▶ [What is being asked]
Look through the data below and work out how many lines contain the string "SSOP". Give the number alone.

The data start

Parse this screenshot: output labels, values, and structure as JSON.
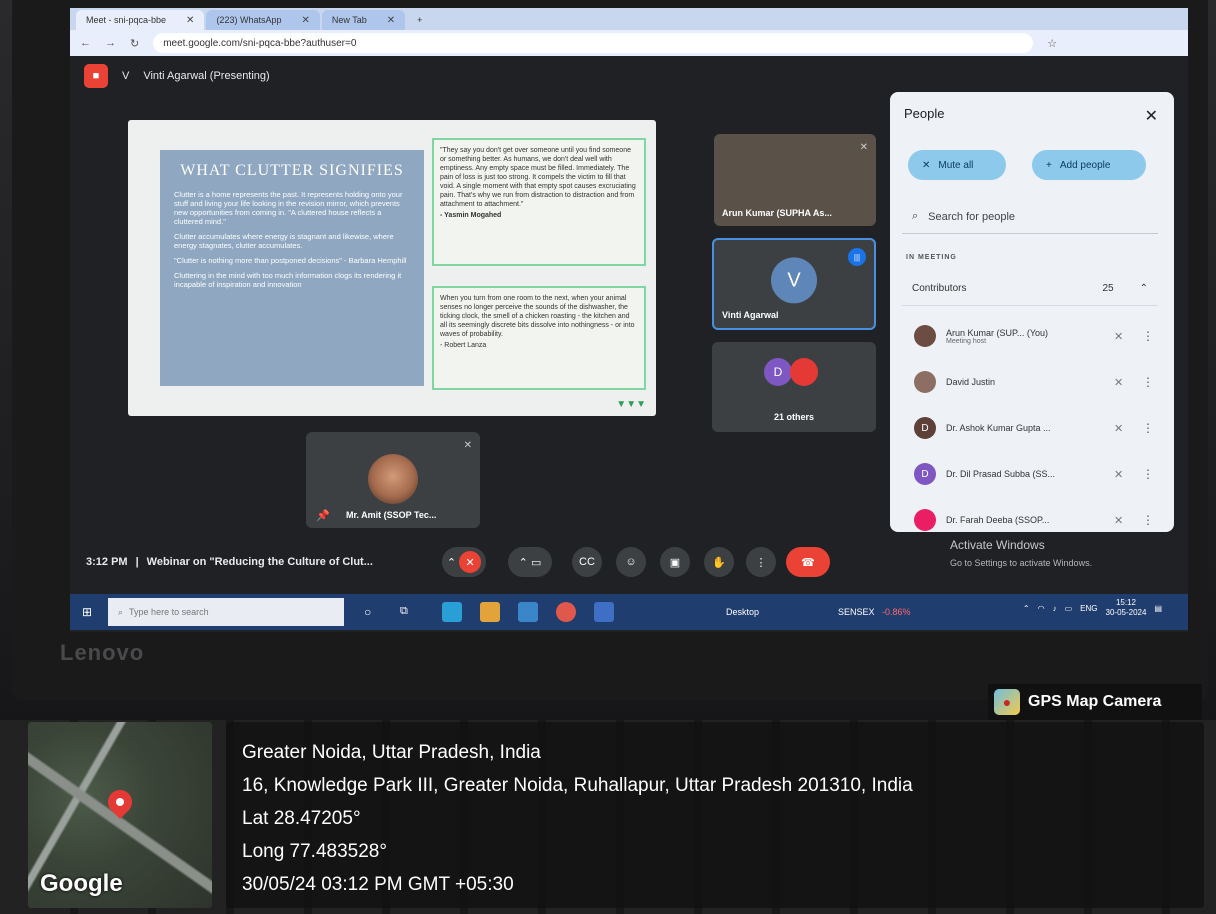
{
  "browser": {
    "tabs": [
      {
        "label": "Meet - sni-pqca-bbe"
      },
      {
        "label": "(223) WhatsApp"
      },
      {
        "label": "New Tab"
      }
    ],
    "url": "meet.google.com/sni-pqca-bbe?authuser=0"
  },
  "meet": {
    "presenter_initial": "V",
    "presenting_label": "Vinti Agarwal (Presenting)",
    "slide": {
      "title": "WHAT CLUTTER SIGNIFIES",
      "bullets": [
        "Clutter is a home represents the past. It represents holding onto your stuff and living your life looking in the revision mirror, which prevents new opportunities from coming in. \"A cluttered house reflects a cluttered mind.\"",
        "Clutter accumulates where energy is stagnant and likewise, where energy stagnates, clutter accumulates.",
        "\"Clutter is nothing more than postponed decisions\" - Barbara Hemphill",
        "Cluttering in the mind with too much information clogs its rendering it incapable of inspiration and innovation"
      ],
      "quote1": "\"They say you don't get over someone until you find someone or something better. As humans, we don't deal well with emptiness. Any empty space must be filled. Immediately. The pain of loss is just too strong. It compels the victim to fill that void. A single moment with that empty spot causes excruciating pain. That's why we run from distraction to distraction and from attachment to attachment.\"",
      "quote1_author": "- Yasmin Mogahed",
      "quote2": "When you turn from one room to the next, when your animal senses no longer perceive the sounds of the dishwasher, the ticking clock, the smell of a chicken roasting - the kitchen and all its seemingly discrete bits dissolve into nothingness - or into waves of probability.",
      "quote2_author": "- Robert Lanza"
    },
    "tiles": {
      "arun": "Arun Kumar (SUPHA As...",
      "vinti_initial": "V",
      "vinti": "Vinti Agarwal",
      "others_initial": "D",
      "others": "21 others",
      "amit": "Mr. Amit (SSOP Tec..."
    },
    "people_panel": {
      "title": "People",
      "mute_all": "Mute all",
      "add_people": "Add people",
      "search_placeholder": "Search for people",
      "section": "IN MEETING",
      "group": "Contributors",
      "count": "25",
      "participants": [
        {
          "initial": "",
          "name": "Arun Kumar (SUP...  (You)",
          "sub": "Meeting host",
          "avatar_color": "#6d4c41"
        },
        {
          "initial": "",
          "name": "David Justin",
          "sub": "",
          "avatar_color": "#8d6e63"
        },
        {
          "initial": "D",
          "name": "Dr. Ashok Kumar Gupta ...",
          "sub": "",
          "avatar_color": "#5d4037"
        },
        {
          "initial": "D",
          "name": "Dr. Dil Prasad Subba (SS...",
          "sub": "",
          "avatar_color": "#7e57c2"
        },
        {
          "initial": "",
          "name": "Dr. Farah Deeba (SSOP...",
          "sub": "",
          "avatar_color": "#e91e63"
        }
      ]
    },
    "time": "3:12 PM",
    "meeting_title": "Webinar on \"Reducing the Culture of Clut...",
    "activate_title": "Activate Windows",
    "activate_sub": "Go to Settings to activate Windows."
  },
  "taskbar": {
    "search_placeholder": "Type here to search",
    "desktop_label": "Desktop",
    "sensex_label": "SENSEX",
    "sensex_change": "-0.86%",
    "lang": "ENG",
    "clock_time": "15:12",
    "clock_date": "30-05-2024"
  },
  "laptop_brand": "Lenovo",
  "gps": {
    "app": "GPS Map Camera",
    "place": "Greater Noida, Uttar Pradesh, India",
    "address": "16, Knowledge Park III, Greater Noida, Ruhallapur, Uttar Pradesh 201310, India",
    "lat": "Lat 28.47205°",
    "long": "Long 77.483528°",
    "datetime": "30/05/24 03:12 PM GMT +05:30",
    "map_brand": "Google"
  }
}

The data end

▶ [Completed task]
2